** Data items **

▽

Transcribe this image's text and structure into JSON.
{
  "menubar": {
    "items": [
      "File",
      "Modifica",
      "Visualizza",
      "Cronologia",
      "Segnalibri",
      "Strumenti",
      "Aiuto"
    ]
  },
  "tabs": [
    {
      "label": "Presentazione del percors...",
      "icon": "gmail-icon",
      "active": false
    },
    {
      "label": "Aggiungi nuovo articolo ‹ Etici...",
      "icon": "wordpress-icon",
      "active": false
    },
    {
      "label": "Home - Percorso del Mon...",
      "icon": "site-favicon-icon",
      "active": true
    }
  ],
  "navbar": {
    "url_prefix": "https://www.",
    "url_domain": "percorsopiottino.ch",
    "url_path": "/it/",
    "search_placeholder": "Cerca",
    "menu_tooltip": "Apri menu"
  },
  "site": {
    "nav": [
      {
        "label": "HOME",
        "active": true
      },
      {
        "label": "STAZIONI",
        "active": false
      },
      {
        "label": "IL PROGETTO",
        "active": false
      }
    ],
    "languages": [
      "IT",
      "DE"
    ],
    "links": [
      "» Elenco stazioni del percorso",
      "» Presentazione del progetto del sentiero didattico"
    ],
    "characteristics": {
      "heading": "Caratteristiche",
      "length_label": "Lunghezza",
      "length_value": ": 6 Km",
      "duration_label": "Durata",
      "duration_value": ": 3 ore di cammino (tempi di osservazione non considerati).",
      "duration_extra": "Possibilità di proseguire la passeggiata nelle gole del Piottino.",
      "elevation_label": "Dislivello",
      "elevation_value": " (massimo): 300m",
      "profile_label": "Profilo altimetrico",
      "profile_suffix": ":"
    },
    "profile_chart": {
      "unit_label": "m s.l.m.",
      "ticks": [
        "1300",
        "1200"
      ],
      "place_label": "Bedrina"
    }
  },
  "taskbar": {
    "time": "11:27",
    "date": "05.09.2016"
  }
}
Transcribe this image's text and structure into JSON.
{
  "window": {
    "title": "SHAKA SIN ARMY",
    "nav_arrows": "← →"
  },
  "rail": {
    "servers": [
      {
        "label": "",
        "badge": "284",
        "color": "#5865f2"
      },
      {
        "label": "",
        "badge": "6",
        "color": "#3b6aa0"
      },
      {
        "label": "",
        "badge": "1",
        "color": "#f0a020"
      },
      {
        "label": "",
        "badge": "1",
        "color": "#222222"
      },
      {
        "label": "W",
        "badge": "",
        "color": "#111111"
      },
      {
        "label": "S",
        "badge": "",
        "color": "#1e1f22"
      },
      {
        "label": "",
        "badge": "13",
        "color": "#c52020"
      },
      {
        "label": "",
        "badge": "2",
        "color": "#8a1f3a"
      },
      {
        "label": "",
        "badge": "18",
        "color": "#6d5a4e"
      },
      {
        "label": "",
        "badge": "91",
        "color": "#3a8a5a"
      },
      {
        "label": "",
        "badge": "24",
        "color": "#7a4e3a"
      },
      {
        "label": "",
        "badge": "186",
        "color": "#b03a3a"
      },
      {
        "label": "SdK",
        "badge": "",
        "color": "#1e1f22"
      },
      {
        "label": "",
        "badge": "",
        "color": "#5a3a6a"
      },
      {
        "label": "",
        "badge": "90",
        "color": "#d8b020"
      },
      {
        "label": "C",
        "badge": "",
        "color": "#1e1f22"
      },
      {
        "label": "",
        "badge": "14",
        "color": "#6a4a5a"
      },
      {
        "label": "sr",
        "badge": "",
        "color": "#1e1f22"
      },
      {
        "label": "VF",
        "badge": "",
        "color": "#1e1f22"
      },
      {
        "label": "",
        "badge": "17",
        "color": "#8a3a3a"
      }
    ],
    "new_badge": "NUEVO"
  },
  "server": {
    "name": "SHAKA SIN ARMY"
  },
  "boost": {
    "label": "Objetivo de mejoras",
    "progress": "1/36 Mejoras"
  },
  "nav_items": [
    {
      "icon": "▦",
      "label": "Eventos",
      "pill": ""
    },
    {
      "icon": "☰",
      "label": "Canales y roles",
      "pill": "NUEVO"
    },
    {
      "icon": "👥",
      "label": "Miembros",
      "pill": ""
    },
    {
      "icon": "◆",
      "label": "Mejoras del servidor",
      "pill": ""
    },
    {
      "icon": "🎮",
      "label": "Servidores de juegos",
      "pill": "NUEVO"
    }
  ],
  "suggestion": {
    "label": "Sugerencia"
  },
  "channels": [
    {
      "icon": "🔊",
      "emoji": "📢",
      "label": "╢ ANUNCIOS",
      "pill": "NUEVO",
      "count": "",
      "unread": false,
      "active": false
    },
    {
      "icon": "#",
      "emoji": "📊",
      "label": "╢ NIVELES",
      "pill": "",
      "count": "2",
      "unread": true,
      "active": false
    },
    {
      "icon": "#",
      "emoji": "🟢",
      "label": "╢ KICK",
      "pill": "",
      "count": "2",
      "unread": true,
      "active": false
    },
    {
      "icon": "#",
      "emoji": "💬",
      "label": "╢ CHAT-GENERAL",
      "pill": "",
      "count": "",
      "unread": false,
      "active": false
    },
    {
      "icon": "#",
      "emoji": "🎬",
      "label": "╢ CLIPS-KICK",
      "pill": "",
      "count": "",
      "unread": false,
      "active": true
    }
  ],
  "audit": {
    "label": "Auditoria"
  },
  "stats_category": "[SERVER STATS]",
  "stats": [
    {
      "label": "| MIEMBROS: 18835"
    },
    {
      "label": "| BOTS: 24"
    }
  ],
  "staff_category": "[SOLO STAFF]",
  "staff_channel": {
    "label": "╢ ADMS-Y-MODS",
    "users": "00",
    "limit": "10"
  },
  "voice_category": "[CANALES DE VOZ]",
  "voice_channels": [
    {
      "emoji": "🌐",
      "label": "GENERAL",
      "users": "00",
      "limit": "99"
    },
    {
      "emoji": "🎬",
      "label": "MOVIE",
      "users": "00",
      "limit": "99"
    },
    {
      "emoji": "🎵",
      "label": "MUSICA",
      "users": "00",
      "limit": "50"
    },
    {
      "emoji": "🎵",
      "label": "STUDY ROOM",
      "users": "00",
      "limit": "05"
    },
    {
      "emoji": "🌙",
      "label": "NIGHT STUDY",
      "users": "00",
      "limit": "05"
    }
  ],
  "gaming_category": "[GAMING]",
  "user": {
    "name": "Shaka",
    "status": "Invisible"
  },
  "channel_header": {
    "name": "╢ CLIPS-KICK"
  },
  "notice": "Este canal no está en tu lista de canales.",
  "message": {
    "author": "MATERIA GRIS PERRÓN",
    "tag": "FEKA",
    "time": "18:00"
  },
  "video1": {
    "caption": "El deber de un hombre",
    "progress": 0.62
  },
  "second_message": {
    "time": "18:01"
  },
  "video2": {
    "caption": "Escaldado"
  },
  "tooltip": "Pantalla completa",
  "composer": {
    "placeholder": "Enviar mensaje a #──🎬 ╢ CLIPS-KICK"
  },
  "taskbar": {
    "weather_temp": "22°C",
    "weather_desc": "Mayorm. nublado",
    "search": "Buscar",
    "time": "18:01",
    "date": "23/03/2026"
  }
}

△

Using the data above, output each line exactly.

Transcribe this image's text and structure into JSON.
{
  "menubar": {
    "items": [
      "File",
      "Modifica",
      "Visualizza",
      "Cronologia",
      "Segnalibri",
      "Strumenti",
      "Aiuto"
    ]
  },
  "tabs": [
    {
      "label": "Presentazione del percors...",
      "icon": "gmail-icon",
      "active": false
    },
    {
      "label": "Aggiungi nuovo articolo ‹ Etici...",
      "icon": "wordpress-icon",
      "active": false
    },
    {
      "label": "Home - Percorso del Mon...",
      "icon": "site-favicon-icon",
      "active": true
    }
  ],
  "navbar": {
    "url_prefix": "https://www.",
    "url_domain": "percorsopiottino.ch",
    "url_path": "/it/",
    "search_placeholder": "Cerca",
    "menu_tooltip": "Apri menu"
  },
  "site": {
    "nav": [
      {
        "label": "HOME",
        "active": true
      },
      {
        "label": "STAZIONI",
        "active": false
      },
      {
        "label": "IL PROGETTO",
        "active": false
      }
    ],
    "languages": [
      "IT",
      "DE"
    ],
    "links": [
      "» Elenco stazioni del percorso",
      "» Presentazione del progetto del sentiero didattico"
    ],
    "characteristics": {
      "heading": "Caratteristiche",
      "length_label": "Lunghezza",
      "length_value": ": 6 Km",
      "duration_label": "Durata",
      "duration_value": ": 3 ore di cammino (tempi di osservazione non considerati).",
      "duration_extra": "Possibilità di proseguire la passeggiata nelle gole del Piottino.",
      "elevation_label": "Dislivello",
      "elevation_value": " (massimo): 300m",
      "profile_label": "Profilo altimetrico",
      "profile_suffix": ":"
    },
    "profile_chart": {
      "unit_label": "m s.l.m.",
      "ticks": [
        "1300",
        "1200"
      ],
      "place_label": "Bedrina"
    }
  },
  "taskbar": {
    "time": "11:27",
    "date": "05.09.2016"
  }
}
Transcribe this image's text and structure into JSON.
{
  "window": {
    "title": "SHAKA SIN ARMY",
    "nav_arrows": "← →"
  },
  "rail": {
    "servers": [
      {
        "label": "",
        "badge": "284",
        "color": "#5865f2"
      },
      {
        "label": "",
        "badge": "6",
        "color": "#3b6aa0"
      },
      {
        "label": "",
        "badge": "1",
        "color": "#f0a020"
      },
      {
        "label": "",
        "badge": "1",
        "color": "#222222"
      },
      {
        "label": "W",
        "badge": "",
        "color": "#111111"
      },
      {
        "label": "S",
        "badge": "",
        "color": "#1e1f22"
      },
      {
        "label": "",
        "badge": "13",
        "color": "#c52020"
      },
      {
        "label": "",
        "badge": "2",
        "color": "#8a1f3a"
      },
      {
        "label": "",
        "badge": "18",
        "color": "#6d5a4e"
      },
      {
        "label": "",
        "badge": "91",
        "color": "#3a8a5a"
      },
      {
        "label": "",
        "badge": "24",
        "color": "#7a4e3a"
      },
      {
        "label": "",
        "badge": "186",
        "color": "#b03a3a"
      },
      {
        "label": "SdK",
        "badge": "",
        "color": "#1e1f22"
      },
      {
        "label": "",
        "badge": "",
        "color": "#5a3a6a"
      },
      {
        "label": "",
        "badge": "90",
        "color": "#d8b020"
      },
      {
        "label": "C",
        "badge": "",
        "color": "#1e1f22"
      },
      {
        "label": "",
        "badge": "14",
        "color": "#6a4a5a"
      },
      {
        "label": "sr",
        "badge": "",
        "color": "#1e1f22"
      },
      {
        "label": "VF",
        "badge": "",
        "color": "#1e1f22"
      },
      {
        "label": "",
        "badge": "17",
        "color": "#8a3a3a"
      }
    ],
    "new_badge": "NUEVO"
  },
  "server": {
    "name": "SHAKA SIN ARMY"
  },
  "boost": {
    "label": "Objetivo de mejoras",
    "progress": "1/36 Mejoras"
  },
  "nav_items": [
    {
      "icon": "▦",
      "label": "Eventos",
      "pill": ""
    },
    {
      "icon": "☰",
      "label": "Canales y roles",
      "pill": "NUEVO"
    },
    {
      "icon": "👥",
      "label": "Miembros",
      "pill": ""
    },
    {
      "icon": "◆",
      "label": "Mejoras del servidor",
      "pill": ""
    },
    {
      "icon": "🎮",
      "label": "Servidores de juegos",
      "pill": "NUEVO"
    }
  ],
  "suggestion": {
    "label": "Sugerencia"
  },
  "channels": [
    {
      "icon": "🔊",
      "emoji": "📢",
      "label": "╢ ANUNCIOS",
      "pill": "NUEVO",
      "count": "",
      "unread": false,
      "active": false
    },
    {
      "icon": "#",
      "emoji": "📊",
      "label": "╢ NIVELES",
      "pill": "",
      "count": "2",
      "unread": true,
      "active": false
    },
    {
      "icon": "#",
      "emoji": "🟢",
      "label": "╢ KICK",
      "pill": "",
      "count": "2",
      "unread": true,
      "active": false
    },
    {
      "icon": "#",
      "emoji": "💬",
      "label": "╢ CHAT-GENERAL",
      "pill": "",
      "count": "",
      "unread": false,
      "active": false
    },
    {
      "icon": "#",
      "emoji": "🎬",
      "label": "╢ CLIPS-KICK",
      "pill": "",
      "count": "",
      "unread": false,
      "active": true
    }
  ],
  "audit": {
    "label": "Auditoria"
  },
  "stats_category": "[SERVER STATS]",
  "stats": [
    {
      "label": "| MIEMBROS: 18835"
    },
    {
      "label": "| BOTS: 24"
    }
  ],
  "staff_category": "[SOLO STAFF]",
  "staff_channel": {
    "label": "╢ ADMS-Y-MODS",
    "users": "00",
    "limit": "10"
  },
  "voice_category": "[CANALES DE VOZ]",
  "voice_channels": [
    {
      "emoji": "🌐",
      "label": "GENERAL",
      "users": "00",
      "limit": "99"
    },
    {
      "emoji": "🎬",
      "label": "MOVIE",
      "users": "00",
      "limit": "99"
    },
    {
      "emoji": "🎵",
      "label": "MUSICA",
      "users": "00",
      "limit": "50"
    },
    {
      "emoji": "🎵",
      "label": "STUDY ROOM",
      "users": "00",
      "limit": "05"
    },
    {
      "emoji": "🌙",
      "label": "NIGHT STUDY",
      "users": "00",
      "limit": "05"
    }
  ],
  "gaming_category": "[GAMING]",
  "user": {
    "name": "Shaka",
    "status": "Invisible"
  },
  "channel_header": {
    "name": "╢ CLIPS-KICK"
  },
  "notice": "Este canal no está en tu lista de canales.",
  "message": {
    "author": "MATERIA GRIS PERRÓN",
    "tag": "FEKA",
    "time": "18:00"
  },
  "video1": {
    "caption": "El deber de un hombre",
    "progress": 0.62
  },
  "second_message": {
    "time": "18:01"
  },
  "video2": {
    "caption": "Escaldado"
  },
  "tooltip": "Pantalla completa",
  "composer": {
    "placeholder": "Enviar mensaje a #──🎬 ╢ CLIPS-KICK"
  },
  "taskbar": {
    "weather_temp": "22°C",
    "weather_desc": "Mayorm. nublado",
    "search": "Buscar",
    "time": "18:01",
    "date": "23/03/2026"
  }
}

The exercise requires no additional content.